[Data records]
○ ○ ○

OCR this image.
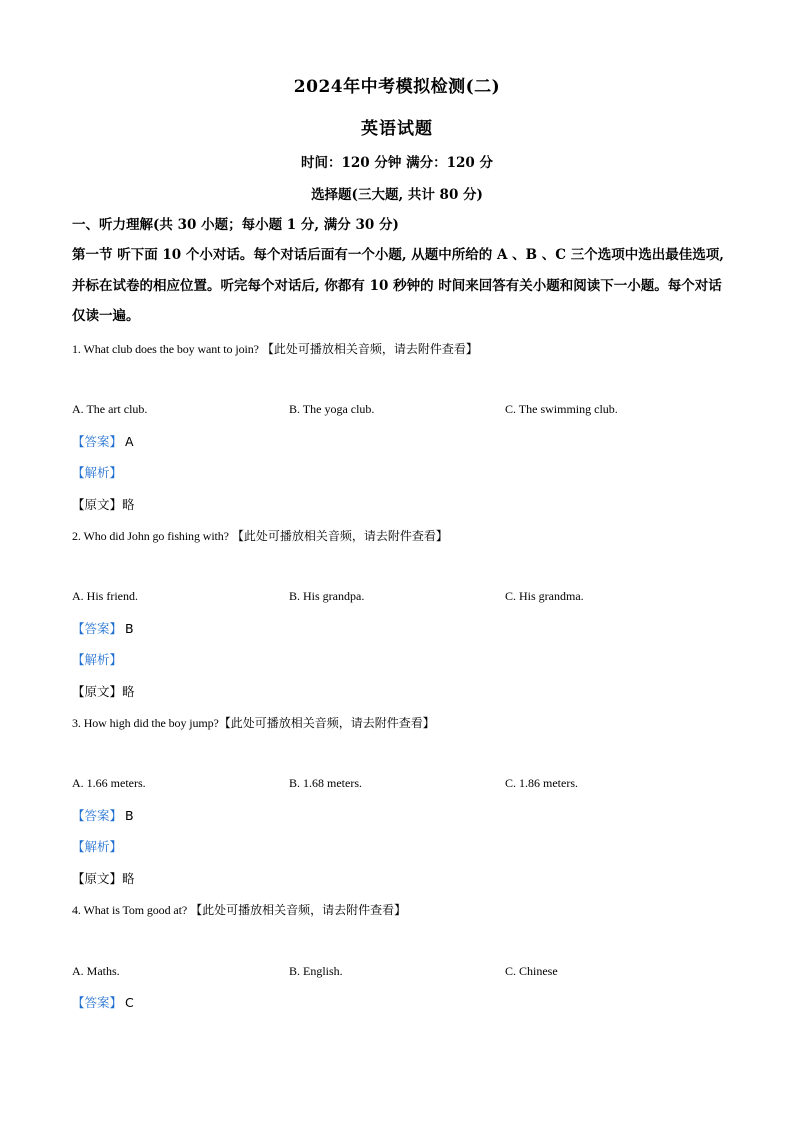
2024年中考模拟检测(二)
英语试题
时间：120 分钟 满分：120 分
选择题(三大题, 共计 80 分)
一、听力理解(共 30 小题；每小题 1 分, 满分 30 分)
第一节 听下面 10 个小对话。每个对话后面有一个小题, 从题中所给的 A 、B 、C 三个选项中选出最佳选项, 并标在试卷的相应位置。听完每个对话后, 你都有 10 秒钟的 时间来回答有关小题和阅读下一小题。每个对话仅读一遍。
1. What club does the boy want to join? 【此处可播放相关音频，请去附件查看】
A. The art club.	B. The yoga club.	C. The swimming club.
【答案】 A
【解析】
【原文】略
2. Who did John go fishing with? 【此处可播放相关音频，请去附件查看】
A. His friend.	B. His grandpa.	C. His grandma.
【答案】 B
【解析】
【原文】略
3. How high did the boy jump?【此处可播放相关音频，请去附件查看】
A. 1.66 meters.	B. 1.68 meters.	C. 1.86 meters.
【答案】 B
【解析】
【原文】略
4. What is Tom good at? 【此处可播放相关音频，请去附件查看】
A. Maths.	B. English.	C. Chinese
【答案】 C
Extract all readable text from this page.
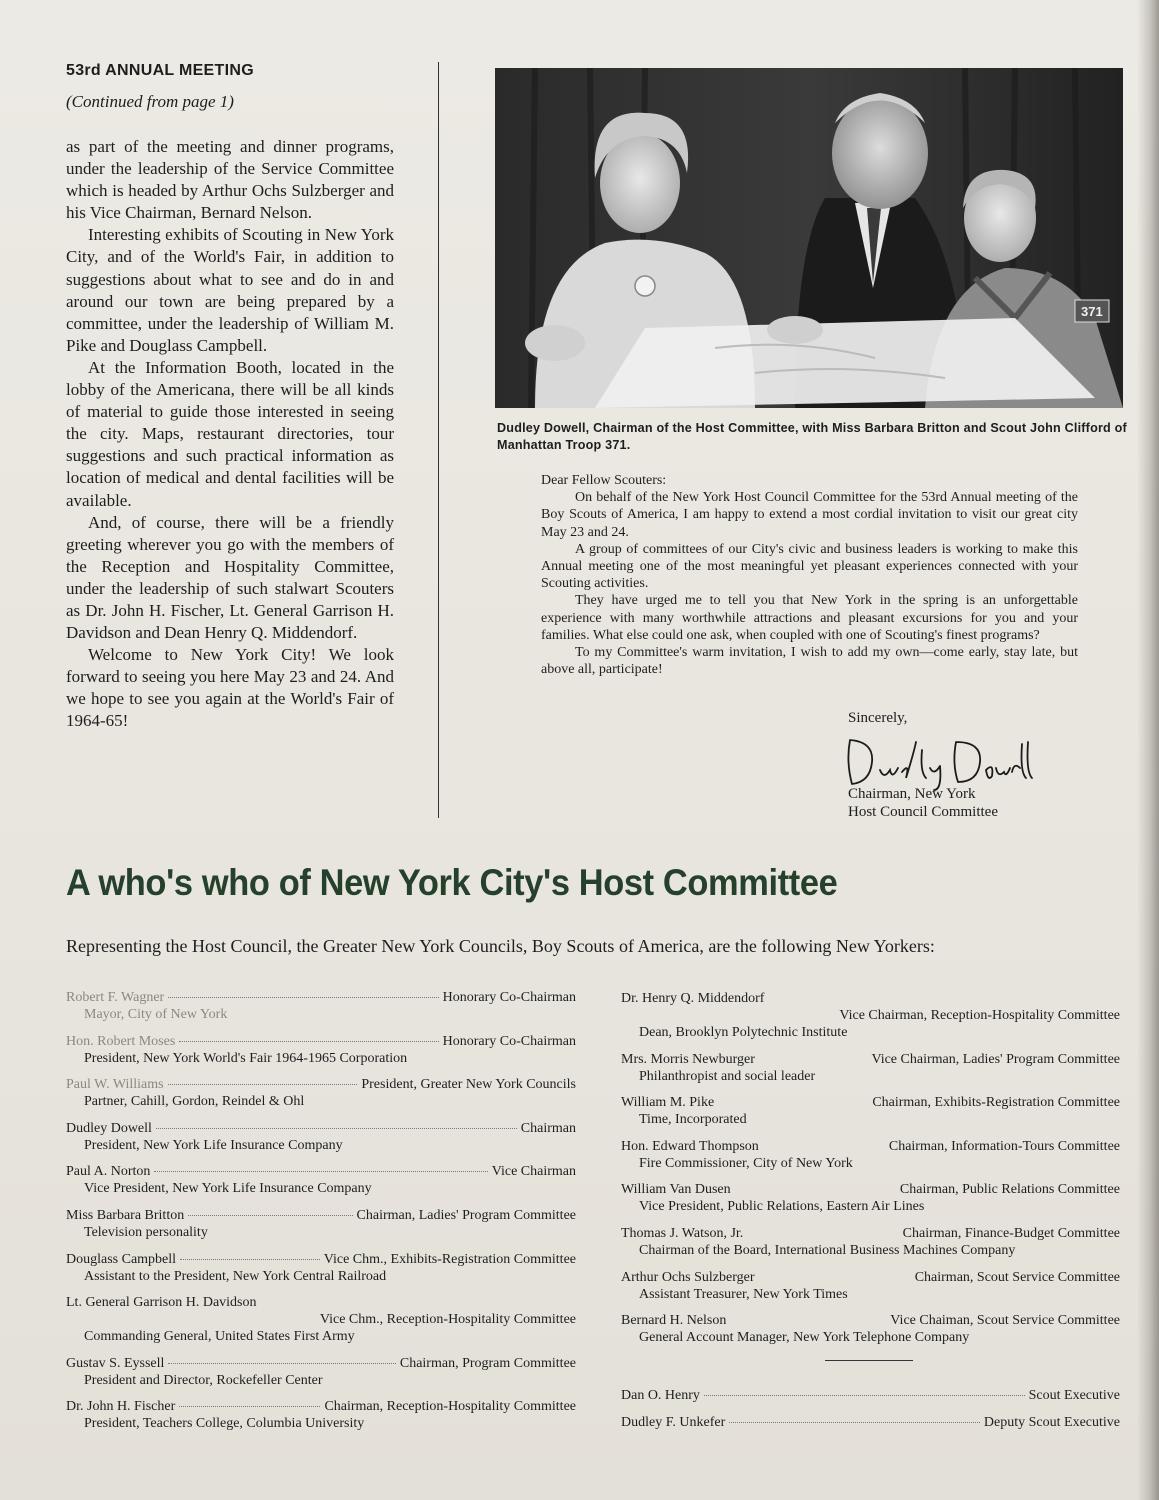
53rd ANNUAL MEETING
(Continued from page 1)

as part of the meeting and dinner programs, under the leadership of the Service Committee which is headed by Arthur Ochs Sulzberger and his Vice Chairman, Bernard Nelson.

Interesting exhibits of Scouting in New York City, and of the World's Fair, in addition to suggestions about what to see and do in and around our town are being prepared by a committee, under the leadership of William M. Pike and Douglass Campbell.

At the Information Booth, located in the lobby of the Americana, there will be all kinds of material to guide those interested in seeing the city. Maps, restaurant directories, tour suggestions and such practical information as location of medical and dental facilities will be available.

And, of course, there will be a friendly greeting wherever you go with the members of the Reception and Hospitality Committee, under the leadership of such stalwart Scouters as Dr. John H. Fischer, Lt. General Garrison H. Davidson and Dean Henry Q. Middendorf.

Welcome to New York City! We look forward to seeing you here May 23 and 24. And we hope to see you again at the World's Fair of 1964-65!

371
Dudley Dowell, Chairman of the Host Committee, with Miss Barbara Britton and Scout John Clifford of Manhattan Troop 371.

Dear Fellow Scouters:

On behalf of the New York Host Council Committee for the 53rd Annual meeting of the Boy Scouts of America, I am happy to extend a most cordial invitation to visit our great city May 23 and 24.

A group of committees of our City's civic and business leaders is working to make this Annual meeting one of the most meaningful yet pleasant experiences connected with your Scouting activities.

They have urged me to tell you that New York in the spring is an unforgettable experience with many worthwhile attractions and pleasant excursions for you and your families. What else could one ask, when coupled with one of Scouting's finest programs?

To my Committee's warm invitation, I wish to add my own—come early, stay late, but above all, participate!

Sincerely,
Chairman, New York
Host Council Committee
A who's who of New York City's Host Committee
Representing the Host Council, the Greater New York Councils, Boy Scouts of America, are the following New Yorkers:
Robert F. Wagner	Honorary Co-Chairman
Mayor, City of New York
Hon. Robert Moses	Honorary Co-Chairman
President, New York World's Fair 1964-1965 Corporation
Paul W. Williams	President, Greater New York Councils
Partner, Cahill, Gordon, Reindel & Ohl
Dudley Dowell	Chairman
President, New York Life Insurance Company
Paul A. Norton	Vice Chairman
Vice President, New York Life Insurance Company
Miss Barbara Britton	Chairman, Ladies' Program Committee
Television personality
Douglass Campbell	Vice Chm., Exhibits-Registration Committee
Assistant to the President, New York Central Railroad
Lt. General Garrison H. Davidson
Vice Chm., Reception-Hospitality Committee
Commanding General, United States First Army
Gustav S. Eyssell	Chairman, Program Committee
President and Director, Rockefeller Center
Dr. John H. Fischer	Chairman, Reception-Hospitality Committee
President, Teachers College, Columbia University
Dr. Henry Q. Middendorf
Vice Chairman, Reception-Hospitality Committee
Dean, Brooklyn Polytechnic Institute
Mrs. Morris Newburger	Vice Chairman, Ladies' Program Committee
Philanthropist and social leader
William M. Pike	Chairman, Exhibits-Registration Committee
Time, Incorporated
Hon. Edward Thompson	Chairman, Information-Tours Committee
Fire Commissioner, City of New York
William Van Dusen	Chairman, Public Relations Committee
Vice President, Public Relations, Eastern Air Lines
Thomas J. Watson, Jr.	Chairman, Finance-Budget Committee
Chairman of the Board, International Business Machines Company
Arthur Ochs Sulzberger	Chairman, Scout Service Committee
Assistant Treasurer, New York Times
Bernard H. Nelson	Vice Chaiman, Scout Service Committee
General Account Manager, New York Telephone Company
Dan O. Henry	Scout Executive
Dudley F. Unkefer	Deputy Scout Executive
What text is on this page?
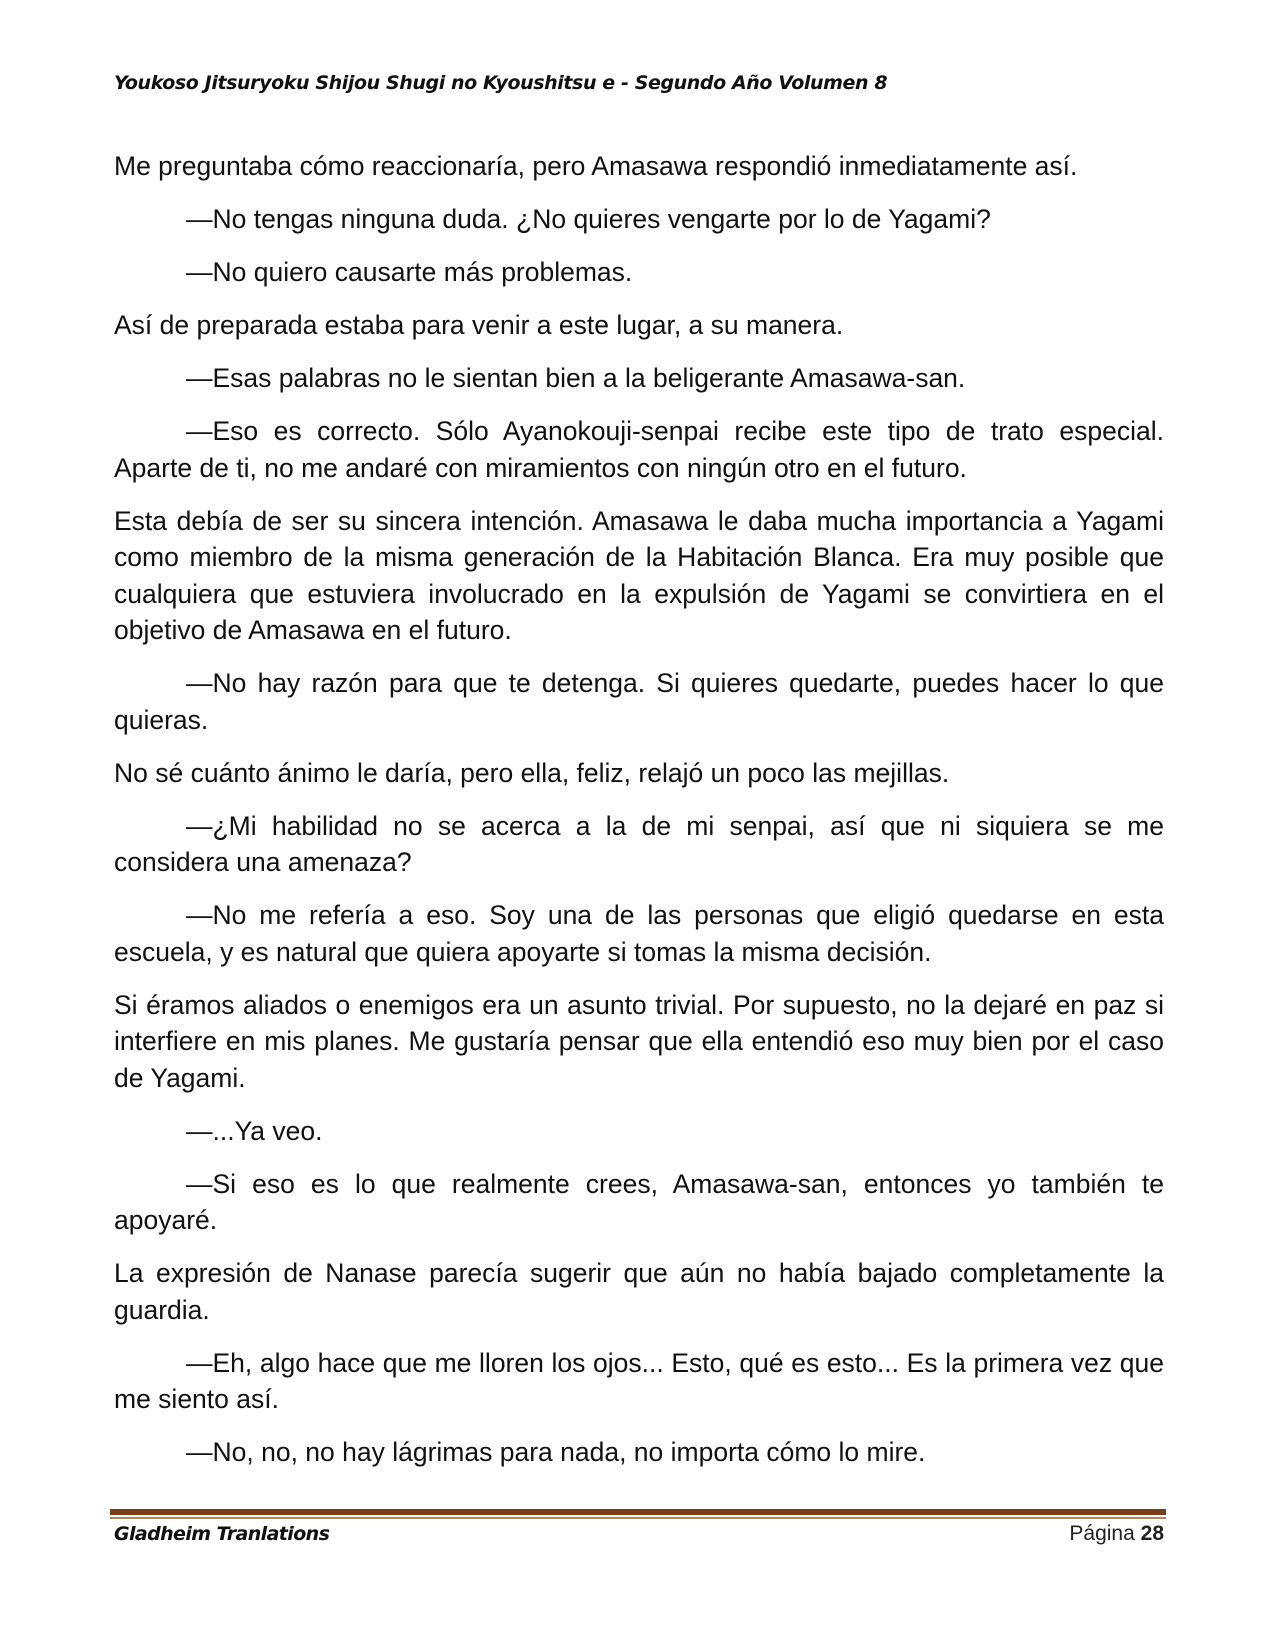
Youkoso Jitsuryoku Shijou Shugi no Kyoushitsu e - Segundo Año Volumen 8

Me preguntaba cómo reaccionaría, pero Amasawa respondió inmediatamente así.

—No tengas ninguna duda. ¿No quieres vengarte por lo de Yagami?

—No quiero causarte más problemas.

Así de preparada estaba para venir a este lugar, a su manera.

—Esas palabras no le sientan bien a la beligerante Amasawa-san.

—Eso es correcto. Sólo Ayanokouji-senpai recibe este tipo de trato especial. Aparte de ti, no me andaré con miramientos con ningún otro en el futuro.

Esta debía de ser su sincera intención. Amasawa le daba mucha importancia a Yagami como miembro de la misma generación de la Habitación Blanca. Era muy posible que cualquiera que estuviera involucrado en la expulsión de Yagami se convirtiera en el objetivo de Amasawa en el futuro.

—No hay razón para que te detenga. Si quieres quedarte, puedes hacer lo que quieras.

No sé cuánto ánimo le daría, pero ella, feliz, relajó un poco las mejillas.

—¿Mi habilidad no se acerca a la de mi senpai, así que ni siquiera se me considera una amenaza?

—No me refería a eso. Soy una de las personas que eligió quedarse en esta escuela, y es natural que quiera apoyarte si tomas la misma decisión.

Si éramos aliados o enemigos era un asunto trivial. Por supuesto, no la dejaré en paz si interfiere en mis planes. Me gustaría pensar que ella entendió eso muy bien por el caso de Yagami.

—...Ya veo.

—Si eso es lo que realmente crees, Amasawa-san, entonces yo también te apoyaré.

La expresión de Nanase parecía sugerir que aún no había bajado completamente la guardia.

—Eh, algo hace que me lloren los ojos... Esto, qué es esto... Es la primera vez que me siento así.

—No, no, no hay lágrimas para nada, no importa cómo lo mire.

Gladheim Tranlations	Página 28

○ ○ ○

# Challenge
Without the pictures, return the entries exactly as they appear.

# Reply to the exercise
OCR this image.
2024年中考模拟检测(二)
英语试题
时间：120 分钟 满分：120 分
选择题(三大题, 共计 80 分)
一、听力理解(共 30 小题；每小题 1 分, 满分 30 分)
第一节 听下面 10 个小对话。每个对话后面有一个小题, 从题中所给的 A 、B 、C 三个选项中选出最佳选项, 并标在试卷的相应位置。听完每个对话后, 你都有 10 秒钟的 时间来回答有关小题和阅读下一小题。每个对话仅读一遍。
1. What club does the boy want to join? 【此处可播放相关音频，请去附件查看】
A. The art club.	B. The yoga club.	C. The swimming club.
【答案】 A
【解析】
【原文】略
2. Who did John go fishing with? 【此处可播放相关音频，请去附件查看】
A. His friend.	B. His grandpa.	C. His grandma.
【答案】 B
【解析】
【原文】略
3. How high did the boy jump?【此处可播放相关音频，请去附件查看】
A. 1.66 meters.	B. 1.68 meters.	C. 1.86 meters.
【答案】 B
【解析】
【原文】略
4. What is Tom good at? 【此处可播放相关音频，请去附件查看】
A. Maths.	B. English.	C. Chinese
【答案】 C
Extract all readable text from this page.
53rd ANNUAL MEETING
(Continued from page 1)

as part of the meeting and dinner programs, under the leadership of the Service Committee which is headed by Arthur Ochs Sulzberger and his Vice Chairman, Bernard Nelson.

Interesting exhibits of Scouting in New York City, and of the World's Fair, in addition to suggestions about what to see and do in and around our town are being prepared by a committee, under the leadership of William M. Pike and Douglass Campbell.

At the Information Booth, located in the lobby of the Americana, there will be all kinds of material to guide those interested in seeing the city. Maps, restaurant directories, tour suggestions and such practical information as location of medical and dental facilities will be available.

And, of course, there will be a friendly greeting wherever you go with the members of the Reception and Hospitality Committee, under the leadership of such stalwart Scouters as Dr. John H. Fischer, Lt. General Garrison H. Davidson and Dean Henry Q. Middendorf.

Welcome to New York City! We look forward to seeing you here May 23 and 24. And we hope to see you again at the World's Fair of 1964-65!

371
Dudley Dowell, Chairman of the Host Committee, with Miss Barbara Britton and Scout John Clifford of Manhattan Troop 371.

Dear Fellow Scouters:

On behalf of the New York Host Council Committee for the 53rd Annual meeting of the Boy Scouts of America, I am happy to extend a most cordial invitation to visit our great city May 23 and 24.

A group of committees of our City's civic and business leaders is working to make this Annual meeting one of the most meaningful yet pleasant experiences connected with your Scouting activities.

They have urged me to tell you that New York in the spring is an unforgettable experience with many worthwhile attractions and pleasant excursions for you and your families. What else could one ask, when coupled with one of Scouting's finest programs?

To my Committee's warm invitation, I wish to add my own—come early, stay late, but above all, participate!

Sincerely,
Chairman, New York
Host Council Committee
A who's who of New York City's Host Committee
Representing the Host Council, the Greater New York Councils, Boy Scouts of America, are the following New Yorkers:
Robert F. Wagner	Honorary Co-Chairman
Mayor, City of New York
Hon. Robert Moses	Honorary Co-Chairman
President, New York World's Fair 1964-1965 Corporation
Paul W. Williams	President, Greater New York Councils
Partner, Cahill, Gordon, Reindel & Ohl
Dudley Dowell	Chairman
President, New York Life Insurance Company
Paul A. Norton	Vice Chairman
Vice President, New York Life Insurance Company
Miss Barbara Britton	Chairman, Ladies' Program Committee
Television personality
Douglass Campbell	Vice Chm., Exhibits-Registration Committee
Assistant to the President, New York Central Railroad
Lt. General Garrison H. Davidson
Vice Chm., Reception-Hospitality Committee
Commanding General, United States First Army
Gustav S. Eyssell	Chairman, Program Committee
President and Director, Rockefeller Center
Dr. John H. Fischer	Chairman, Reception-Hospitality Committee
President, Teachers College, Columbia University
Dr. Henry Q. Middendorf
Vice Chairman, Reception-Hospitality Committee
Dean, Brooklyn Polytechnic Institute
Mrs. Morris Newburger	Vice Chairman, Ladies' Program Committee
Philanthropist and social leader
William M. Pike	Chairman, Exhibits-Registration Committee
Time, Incorporated
Hon. Edward Thompson	Chairman, Information-Tours Committee
Fire Commissioner, City of New York
William Van Dusen	Chairman, Public Relations Committee
Vice President, Public Relations, Eastern Air Lines
Thomas J. Watson, Jr.	Chairman, Finance-Budget Committee
Chairman of the Board, International Business Machines Company
Arthur Ochs Sulzberger	Chairman, Scout Service Committee
Assistant Treasurer, New York Times
Bernard H. Nelson	Vice Chaiman, Scout Service Committee
General Account Manager, New York Telephone Company
Dan O. Henry	Scout Executive
Dudley F. Unkefer	Deputy Scout Executive
What text is on this page?
Youkoso Jitsuryoku Shijou Shugi no Kyoushitsu e - Segundo Año Volumen 8

Me preguntaba cómo reaccionaría, pero Amasawa respondió inmediatamente así.

—No tengas ninguna duda. ¿No quieres vengarte por lo de Yagami?

—No quiero causarte más problemas.

Así de preparada estaba para venir a este lugar, a su manera.

—Esas palabras no le sientan bien a la beligerante Amasawa-san.

—Eso es correcto. Sólo Ayanokouji-senpai recibe este tipo de trato especial. Aparte de ti, no me andaré con miramientos con ningún otro en el futuro.

Esta debía de ser su sincera intención. Amasawa le daba mucha importancia a Yagami como miembro de la misma generación de la Habitación Blanca. Era muy posible que cualquiera que estuviera involucrado en la expulsión de Yagami se convirtiera en el objetivo de Amasawa en el futuro.

—No hay razón para que te detenga. Si quieres quedarte, puedes hacer lo que quieras.

No sé cuánto ánimo le daría, pero ella, feliz, relajó un poco las mejillas.

—¿Mi habilidad no se acerca a la de mi senpai, así que ni siquiera se me considera una amenaza?

—No me refería a eso. Soy una de las personas que eligió quedarse en esta escuela, y es natural que quiera apoyarte si tomas la misma decisión.

Si éramos aliados o enemigos era un asunto trivial. Por supuesto, no la dejaré en paz si interfiere en mis planes. Me gustaría pensar que ella entendió eso muy bien por el caso de Yagami.

—...Ya veo.

—Si eso es lo que realmente crees, Amasawa-san, entonces yo también te apoyaré.

La expresión de Nanase parecía sugerir que aún no había bajado completamente la guardia.

—Eh, algo hace que me lloren los ojos... Esto, qué es esto... Es la primera vez que me siento así.

—No, no, no hay lágrimas para nada, no importa cómo lo mire.

Gladheim Tranlations	Página 28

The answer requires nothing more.